## Exercise requirements
Repeat exactly the lines from the one containing "OCR this image." through the last line of the records below, both included, and nothing else.

## Given data
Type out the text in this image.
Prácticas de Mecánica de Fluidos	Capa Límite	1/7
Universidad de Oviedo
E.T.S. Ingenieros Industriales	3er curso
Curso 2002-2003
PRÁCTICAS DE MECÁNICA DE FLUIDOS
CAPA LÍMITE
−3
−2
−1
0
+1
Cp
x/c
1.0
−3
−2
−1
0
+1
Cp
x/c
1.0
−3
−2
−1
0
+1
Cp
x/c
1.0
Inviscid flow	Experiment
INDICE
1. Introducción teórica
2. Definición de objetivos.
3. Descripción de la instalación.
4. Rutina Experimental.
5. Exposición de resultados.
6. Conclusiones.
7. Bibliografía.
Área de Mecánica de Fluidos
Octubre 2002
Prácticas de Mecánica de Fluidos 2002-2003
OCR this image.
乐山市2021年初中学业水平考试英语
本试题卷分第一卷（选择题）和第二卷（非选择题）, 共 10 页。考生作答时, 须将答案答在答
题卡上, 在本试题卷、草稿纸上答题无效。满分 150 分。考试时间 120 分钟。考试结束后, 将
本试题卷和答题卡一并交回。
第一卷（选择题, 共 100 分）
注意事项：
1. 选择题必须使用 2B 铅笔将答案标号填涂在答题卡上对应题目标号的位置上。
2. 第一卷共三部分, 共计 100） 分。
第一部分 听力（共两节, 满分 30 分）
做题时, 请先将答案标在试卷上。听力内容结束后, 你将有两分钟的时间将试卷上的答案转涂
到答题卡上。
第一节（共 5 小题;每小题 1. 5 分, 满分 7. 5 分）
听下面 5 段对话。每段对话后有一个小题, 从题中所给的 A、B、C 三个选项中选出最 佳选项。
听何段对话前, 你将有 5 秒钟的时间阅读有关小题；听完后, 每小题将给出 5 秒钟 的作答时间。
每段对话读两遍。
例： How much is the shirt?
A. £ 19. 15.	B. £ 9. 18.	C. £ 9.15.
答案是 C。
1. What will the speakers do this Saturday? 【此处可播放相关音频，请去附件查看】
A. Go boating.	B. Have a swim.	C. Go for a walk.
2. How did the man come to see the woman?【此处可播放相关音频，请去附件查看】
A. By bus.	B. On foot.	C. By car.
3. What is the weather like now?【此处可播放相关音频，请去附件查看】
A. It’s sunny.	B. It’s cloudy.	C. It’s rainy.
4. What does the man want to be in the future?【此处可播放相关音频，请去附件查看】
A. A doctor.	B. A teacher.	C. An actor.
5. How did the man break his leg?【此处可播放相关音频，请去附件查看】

## The answer
OCR this image.
乐山市2021年初中学业水平考试英语
本试题卷分第一卷（选择题）和第二卷（非选择题）, 共 10 页。考生作答时, 须将答案答在答
题卡上, 在本试题卷、草稿纸上答题无效。满分 150 分。考试时间 120 分钟。考试结束后, 将
本试题卷和答题卡一并交回。
第一卷（选择题, 共 100 分）
注意事项：
1. 选择题必须使用 2B 铅笔将答案标号填涂在答题卡上对应题目标号的位置上。
2. 第一卷共三部分, 共计 100） 分。
第一部分 听力（共两节, 满分 30 分）
做题时, 请先将答案标在试卷上。听力内容结束后, 你将有两分钟的时间将试卷上的答案转涂
到答题卡上。
第一节（共 5 小题;每小题 1. 5 分, 满分 7. 5 分）
听下面 5 段对话。每段对话后有一个小题, 从题中所给的 A、B、C 三个选项中选出最 佳选项。
听何段对话前, 你将有 5 秒钟的时间阅读有关小题；听完后, 每小题将给出 5 秒钟 的作答时间。
每段对话读两遍。
例： How much is the shirt?
A. £ 19. 15.	B. £ 9. 18.	C. £ 9.15.
答案是 C。
1. What will the speakers do this Saturday? 【此处可播放相关音频，请去附件查看】
A. Go boating.	B. Have a swim.	C. Go for a walk.
2. How did the man come to see the woman?【此处可播放相关音频，请去附件查看】
A. By bus.	B. On foot.	C. By car.
3. What is the weather like now?【此处可播放相关音频，请去附件查看】
A. It’s sunny.	B. It’s cloudy.	C. It’s rainy.
4. What does the man want to be in the future?【此处可播放相关音频，请去附件查看】
A. A doctor.	B. A teacher.	C. An actor.
5. How did the man break his leg?【此处可播放相关音频，请去附件查看】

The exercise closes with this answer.